Recorded data start

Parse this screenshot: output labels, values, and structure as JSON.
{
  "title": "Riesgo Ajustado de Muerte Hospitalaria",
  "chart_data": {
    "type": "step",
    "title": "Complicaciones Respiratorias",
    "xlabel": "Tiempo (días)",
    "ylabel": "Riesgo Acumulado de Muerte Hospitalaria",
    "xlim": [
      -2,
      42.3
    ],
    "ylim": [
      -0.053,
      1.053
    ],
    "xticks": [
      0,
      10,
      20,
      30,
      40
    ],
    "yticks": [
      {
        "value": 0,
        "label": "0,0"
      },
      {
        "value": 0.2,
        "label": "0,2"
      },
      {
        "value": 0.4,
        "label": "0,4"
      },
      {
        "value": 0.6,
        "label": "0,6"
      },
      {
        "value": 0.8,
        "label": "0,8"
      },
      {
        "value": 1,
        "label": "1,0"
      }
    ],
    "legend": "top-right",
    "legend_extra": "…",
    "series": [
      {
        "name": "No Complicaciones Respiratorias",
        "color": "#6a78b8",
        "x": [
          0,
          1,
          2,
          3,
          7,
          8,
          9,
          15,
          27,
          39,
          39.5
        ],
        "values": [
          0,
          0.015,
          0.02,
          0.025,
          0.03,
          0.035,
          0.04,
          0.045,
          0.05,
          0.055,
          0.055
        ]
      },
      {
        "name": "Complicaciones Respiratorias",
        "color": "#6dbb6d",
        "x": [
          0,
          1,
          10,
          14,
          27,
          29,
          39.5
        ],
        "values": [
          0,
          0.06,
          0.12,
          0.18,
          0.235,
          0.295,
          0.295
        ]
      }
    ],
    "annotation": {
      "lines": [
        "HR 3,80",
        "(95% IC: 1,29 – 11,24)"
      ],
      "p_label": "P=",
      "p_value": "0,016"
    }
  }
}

Recorded data end
Recorded data start

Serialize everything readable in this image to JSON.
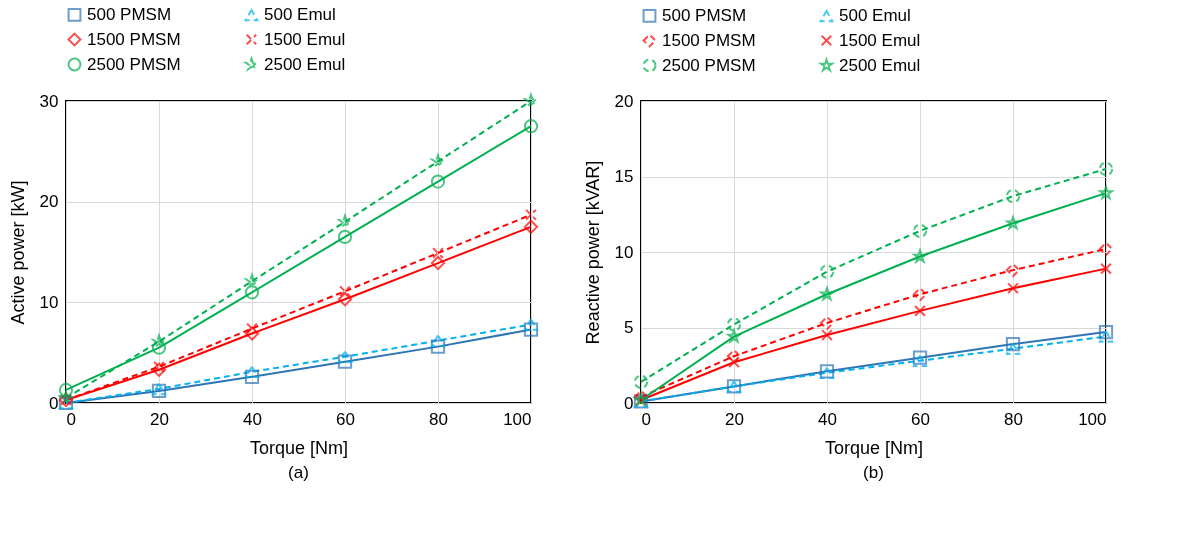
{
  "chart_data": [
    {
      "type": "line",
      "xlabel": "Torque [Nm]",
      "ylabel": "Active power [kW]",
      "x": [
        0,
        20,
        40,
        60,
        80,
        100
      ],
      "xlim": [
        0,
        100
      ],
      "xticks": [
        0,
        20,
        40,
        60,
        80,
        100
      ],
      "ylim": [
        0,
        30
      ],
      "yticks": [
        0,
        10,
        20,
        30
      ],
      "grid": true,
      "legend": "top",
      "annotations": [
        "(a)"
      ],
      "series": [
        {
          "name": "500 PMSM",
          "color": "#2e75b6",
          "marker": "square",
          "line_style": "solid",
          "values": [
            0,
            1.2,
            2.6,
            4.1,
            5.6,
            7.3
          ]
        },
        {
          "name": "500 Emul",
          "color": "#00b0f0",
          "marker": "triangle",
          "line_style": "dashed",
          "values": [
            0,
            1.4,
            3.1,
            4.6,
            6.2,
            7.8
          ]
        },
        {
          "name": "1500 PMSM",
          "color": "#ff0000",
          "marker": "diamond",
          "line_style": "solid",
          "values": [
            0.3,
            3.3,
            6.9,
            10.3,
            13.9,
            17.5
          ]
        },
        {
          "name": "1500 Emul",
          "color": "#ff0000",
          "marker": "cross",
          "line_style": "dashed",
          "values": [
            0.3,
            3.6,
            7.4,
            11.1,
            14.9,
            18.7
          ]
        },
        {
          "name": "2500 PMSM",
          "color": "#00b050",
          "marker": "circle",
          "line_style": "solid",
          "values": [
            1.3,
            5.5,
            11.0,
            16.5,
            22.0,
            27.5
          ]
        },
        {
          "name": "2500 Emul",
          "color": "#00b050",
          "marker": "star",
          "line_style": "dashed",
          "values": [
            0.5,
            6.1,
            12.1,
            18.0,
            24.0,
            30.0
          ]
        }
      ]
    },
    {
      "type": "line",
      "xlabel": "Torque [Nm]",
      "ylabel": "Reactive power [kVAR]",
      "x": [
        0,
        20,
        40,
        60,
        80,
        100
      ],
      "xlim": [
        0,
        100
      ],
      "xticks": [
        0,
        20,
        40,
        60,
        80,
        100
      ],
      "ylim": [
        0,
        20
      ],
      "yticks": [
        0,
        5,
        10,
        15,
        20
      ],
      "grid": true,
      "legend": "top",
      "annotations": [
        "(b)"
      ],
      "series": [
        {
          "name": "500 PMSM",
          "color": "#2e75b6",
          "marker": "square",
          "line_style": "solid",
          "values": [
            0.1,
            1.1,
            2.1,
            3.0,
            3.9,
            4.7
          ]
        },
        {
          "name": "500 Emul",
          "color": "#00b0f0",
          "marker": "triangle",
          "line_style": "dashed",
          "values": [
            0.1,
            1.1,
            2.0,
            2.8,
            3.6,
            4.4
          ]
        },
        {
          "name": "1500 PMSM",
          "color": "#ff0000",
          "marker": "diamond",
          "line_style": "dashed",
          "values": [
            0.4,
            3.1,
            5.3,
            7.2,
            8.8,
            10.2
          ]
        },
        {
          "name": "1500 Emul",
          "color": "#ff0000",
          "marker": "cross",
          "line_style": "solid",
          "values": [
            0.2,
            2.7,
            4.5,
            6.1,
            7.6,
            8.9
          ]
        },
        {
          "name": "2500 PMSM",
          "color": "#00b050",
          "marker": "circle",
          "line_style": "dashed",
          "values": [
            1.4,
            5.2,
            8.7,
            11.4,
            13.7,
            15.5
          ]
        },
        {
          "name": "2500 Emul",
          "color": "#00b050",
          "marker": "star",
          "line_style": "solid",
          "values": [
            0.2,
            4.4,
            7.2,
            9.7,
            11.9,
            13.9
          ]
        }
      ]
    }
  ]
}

Recorded data end

### The exercise
Pick out the lines containing the word "power" and show them.

### Answer for the task
      "ylabel": "Active power [kW]",
      "ylabel": "Reactive power [kVAR]",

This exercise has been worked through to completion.